- Source passage -
= = =

I wonder if engineers are going to start refusing to do on-call. "Sorry, it's going to take me an hour to get to the office because I'm not allowed to work remotely".
Snark aside, that's not how oncall works at Amazon.
The oncall person has a laptop (and perhaps a pager), and they are expected to remote connect ASAP when needed. That was the norm well before Covid; doesn't make sense to wait for a commute before responding.
But then maybe after you do the first level of triage, if it's still ongoing, then you go in to the office.
I hear a fair amount of this sentiment floating around. Not so much "I won't do oncall" but more so a deflation of moral -- if you want clock punchers, we can be clock punchers.
Setting a SEV2 to "pending" does prevent you from getting re-paged during the weekend when you're at home (where work, as I understand it, does not get done).
Huh, there are exempt vs non-exempt employees and I believe all software employees are exempt (just like in all places I worked as FTE) which means they are not entitled to overtime pay.
People here talk like they have just invented the wheel.

= = =

- Recorded data -
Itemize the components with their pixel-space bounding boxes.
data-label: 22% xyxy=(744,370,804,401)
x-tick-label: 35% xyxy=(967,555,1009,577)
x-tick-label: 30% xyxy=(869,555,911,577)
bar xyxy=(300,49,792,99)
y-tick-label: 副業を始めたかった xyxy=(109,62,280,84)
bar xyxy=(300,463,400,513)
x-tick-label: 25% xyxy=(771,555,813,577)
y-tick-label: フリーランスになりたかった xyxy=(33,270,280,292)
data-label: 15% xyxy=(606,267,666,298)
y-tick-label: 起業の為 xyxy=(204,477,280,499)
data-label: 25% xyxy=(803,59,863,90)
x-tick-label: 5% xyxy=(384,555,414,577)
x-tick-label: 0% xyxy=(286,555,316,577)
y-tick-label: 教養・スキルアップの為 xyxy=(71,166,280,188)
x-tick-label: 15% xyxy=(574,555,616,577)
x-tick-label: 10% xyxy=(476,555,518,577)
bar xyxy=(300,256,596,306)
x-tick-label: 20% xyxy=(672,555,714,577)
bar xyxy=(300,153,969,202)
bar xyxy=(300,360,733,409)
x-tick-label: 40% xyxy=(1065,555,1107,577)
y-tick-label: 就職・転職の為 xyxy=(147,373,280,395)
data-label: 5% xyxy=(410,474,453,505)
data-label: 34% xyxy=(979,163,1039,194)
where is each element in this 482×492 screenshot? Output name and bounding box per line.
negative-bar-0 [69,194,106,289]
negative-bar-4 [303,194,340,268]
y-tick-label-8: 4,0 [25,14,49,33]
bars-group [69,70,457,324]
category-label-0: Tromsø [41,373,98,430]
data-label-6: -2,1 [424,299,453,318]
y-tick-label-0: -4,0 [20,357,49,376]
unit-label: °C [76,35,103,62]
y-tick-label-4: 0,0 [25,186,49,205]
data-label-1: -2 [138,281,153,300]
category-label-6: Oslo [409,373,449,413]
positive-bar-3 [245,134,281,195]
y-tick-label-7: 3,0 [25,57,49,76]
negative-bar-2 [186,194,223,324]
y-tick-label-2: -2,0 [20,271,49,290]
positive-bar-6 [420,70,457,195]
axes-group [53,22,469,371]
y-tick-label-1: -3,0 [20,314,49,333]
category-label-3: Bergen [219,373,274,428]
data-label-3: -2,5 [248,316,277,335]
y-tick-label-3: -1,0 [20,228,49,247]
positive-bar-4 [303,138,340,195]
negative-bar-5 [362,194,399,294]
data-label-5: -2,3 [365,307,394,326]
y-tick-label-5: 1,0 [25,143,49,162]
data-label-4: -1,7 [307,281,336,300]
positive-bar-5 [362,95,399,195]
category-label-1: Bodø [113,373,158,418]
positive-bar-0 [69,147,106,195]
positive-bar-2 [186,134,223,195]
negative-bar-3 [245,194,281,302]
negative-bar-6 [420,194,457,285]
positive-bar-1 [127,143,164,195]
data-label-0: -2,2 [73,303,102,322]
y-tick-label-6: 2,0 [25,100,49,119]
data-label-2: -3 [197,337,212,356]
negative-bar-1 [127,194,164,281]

= = =

- About this task -
Return the part of the on-call discussion starting with "Setting a SEV2" and going on through "to overtime pay.", copied word for word. The records have no role here.

- Completed task -
Setting a SEV2 to "pending" does prevent you from getting re-paged during the weekend when you're at home (where work, as I understand it, does not get done).
Huh, there are exempt vs non-exempt employees and I believe all software employees are exempt (just like in all places I worked as FTE) which means they are not entitled to overtime pay.